§ Task input:
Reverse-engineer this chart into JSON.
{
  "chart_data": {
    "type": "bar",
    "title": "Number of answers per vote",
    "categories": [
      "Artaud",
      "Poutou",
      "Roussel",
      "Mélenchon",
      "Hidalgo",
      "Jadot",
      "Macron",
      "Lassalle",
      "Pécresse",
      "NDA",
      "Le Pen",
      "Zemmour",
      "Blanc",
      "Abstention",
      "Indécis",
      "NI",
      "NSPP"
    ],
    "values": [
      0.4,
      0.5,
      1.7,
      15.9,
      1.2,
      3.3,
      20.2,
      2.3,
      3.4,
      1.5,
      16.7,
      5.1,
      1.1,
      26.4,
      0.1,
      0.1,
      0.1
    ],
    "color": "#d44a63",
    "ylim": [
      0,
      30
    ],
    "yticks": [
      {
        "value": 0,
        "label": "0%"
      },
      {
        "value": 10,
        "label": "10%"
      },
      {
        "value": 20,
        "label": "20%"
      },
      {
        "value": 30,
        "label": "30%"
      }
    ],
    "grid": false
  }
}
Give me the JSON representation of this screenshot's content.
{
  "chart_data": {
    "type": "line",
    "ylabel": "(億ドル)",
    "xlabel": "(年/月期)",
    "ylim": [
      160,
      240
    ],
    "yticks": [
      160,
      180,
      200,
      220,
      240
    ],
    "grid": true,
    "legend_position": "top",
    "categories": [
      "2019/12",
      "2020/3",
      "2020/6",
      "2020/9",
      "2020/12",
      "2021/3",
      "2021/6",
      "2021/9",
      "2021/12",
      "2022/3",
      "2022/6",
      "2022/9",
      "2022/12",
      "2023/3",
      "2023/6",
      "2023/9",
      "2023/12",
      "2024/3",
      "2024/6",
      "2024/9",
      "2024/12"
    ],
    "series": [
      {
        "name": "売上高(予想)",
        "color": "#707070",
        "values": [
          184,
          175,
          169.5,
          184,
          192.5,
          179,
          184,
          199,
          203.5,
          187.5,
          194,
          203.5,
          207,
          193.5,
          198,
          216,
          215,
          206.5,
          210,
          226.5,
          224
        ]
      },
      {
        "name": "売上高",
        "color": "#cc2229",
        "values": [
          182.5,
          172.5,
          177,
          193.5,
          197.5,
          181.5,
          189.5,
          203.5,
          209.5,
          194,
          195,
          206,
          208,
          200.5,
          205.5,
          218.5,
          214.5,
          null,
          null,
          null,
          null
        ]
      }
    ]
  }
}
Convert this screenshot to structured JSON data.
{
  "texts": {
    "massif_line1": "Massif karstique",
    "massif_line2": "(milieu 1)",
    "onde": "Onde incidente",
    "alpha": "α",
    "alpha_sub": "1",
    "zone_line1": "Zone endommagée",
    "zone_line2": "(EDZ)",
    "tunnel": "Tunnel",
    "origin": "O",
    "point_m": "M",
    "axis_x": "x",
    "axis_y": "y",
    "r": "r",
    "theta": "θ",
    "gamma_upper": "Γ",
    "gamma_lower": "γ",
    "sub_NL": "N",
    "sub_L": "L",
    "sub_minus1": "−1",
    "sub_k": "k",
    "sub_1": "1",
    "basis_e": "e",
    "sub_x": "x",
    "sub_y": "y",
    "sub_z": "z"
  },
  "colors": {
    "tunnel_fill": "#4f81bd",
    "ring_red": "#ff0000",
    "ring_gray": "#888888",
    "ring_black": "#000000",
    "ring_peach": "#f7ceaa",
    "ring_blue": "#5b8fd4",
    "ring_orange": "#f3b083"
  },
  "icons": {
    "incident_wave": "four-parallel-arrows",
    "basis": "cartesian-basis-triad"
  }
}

§ Directive:
Give back each line above precisely as it stands.

§ Response to the exercise:
Reverse-engineer this chart into JSON.
{
  "chart_data": {
    "type": "bar",
    "title": "Number of answers per vote",
    "categories": [
      "Artaud",
      "Poutou",
      "Roussel",
      "Mélenchon",
      "Hidalgo",
      "Jadot",
      "Macron",
      "Lassalle",
      "Pécresse",
      "NDA",
      "Le Pen",
      "Zemmour",
      "Blanc",
      "Abstention",
      "Indécis",
      "NI",
      "NSPP"
    ],
    "values": [
      0.4,
      0.5,
      1.7,
      15.9,
      1.2,
      3.3,
      20.2,
      2.3,
      3.4,
      1.5,
      16.7,
      5.1,
      1.1,
      26.4,
      0.1,
      0.1,
      0.1
    ],
    "color": "#d44a63",
    "ylim": [
      0,
      30
    ],
    "yticks": [
      {
        "value": 0,
        "label": "0%"
      },
      {
        "value": 10,
        "label": "10%"
      },
      {
        "value": 20,
        "label": "20%"
      },
      {
        "value": 30,
        "label": "30%"
      }
    ],
    "grid": false
  }
}
Give me the JSON representation of this screenshot's content.
{
  "chart_data": {
    "type": "line",
    "ylabel": "(億ドル)",
    "xlabel": "(年/月期)",
    "ylim": [
      160,
      240
    ],
    "yticks": [
      160,
      180,
      200,
      220,
      240
    ],
    "grid": true,
    "legend_position": "top",
    "categories": [
      "2019/12",
      "2020/3",
      "2020/6",
      "2020/9",
      "2020/12",
      "2021/3",
      "2021/6",
      "2021/9",
      "2021/12",
      "2022/3",
      "2022/6",
      "2022/9",
      "2022/12",
      "2023/3",
      "2023/6",
      "2023/9",
      "2023/12",
      "2024/3",
      "2024/6",
      "2024/9",
      "2024/12"
    ],
    "series": [
      {
        "name": "売上高(予想)",
        "color": "#707070",
        "values": [
          184,
          175,
          169.5,
          184,
          192.5,
          179,
          184,
          199,
          203.5,
          187.5,
          194,
          203.5,
          207,
          193.5,
          198,
          216,
          215,
          206.5,
          210,
          226.5,
          224
        ]
      },
      {
        "name": "売上高",
        "color": "#cc2229",
        "values": [
          182.5,
          172.5,
          177,
          193.5,
          197.5,
          181.5,
          189.5,
          203.5,
          209.5,
          194,
          195,
          206,
          208,
          200.5,
          205.5,
          218.5,
          214.5,
          null,
          null,
          null,
          null
        ]
      }
    ]
  }
}
Convert this screenshot to structured JSON data.
{
  "texts": {
    "massif_line1": "Massif karstique",
    "massif_line2": "(milieu 1)",
    "onde": "Onde incidente",
    "alpha": "α",
    "alpha_sub": "1",
    "zone_line1": "Zone endommagée",
    "zone_line2": "(EDZ)",
    "tunnel": "Tunnel",
    "origin": "O",
    "point_m": "M",
    "axis_x": "x",
    "axis_y": "y",
    "r": "r",
    "theta": "θ",
    "gamma_upper": "Γ",
    "gamma_lower": "γ",
    "sub_NL": "N",
    "sub_L": "L",
    "sub_minus1": "−1",
    "sub_k": "k",
    "sub_1": "1",
    "basis_e": "e",
    "sub_x": "x",
    "sub_y": "y",
    "sub_z": "z"
  },
  "colors": {
    "tunnel_fill": "#4f81bd",
    "ring_red": "#ff0000",
    "ring_gray": "#888888",
    "ring_black": "#000000",
    "ring_peach": "#f7ceaa",
    "ring_blue": "#5b8fd4",
    "ring_orange": "#f3b083"
  },
  "icons": {
    "incident_wave": "four-parallel-arrows",
    "basis": "cartesian-basis-triad"
  }
}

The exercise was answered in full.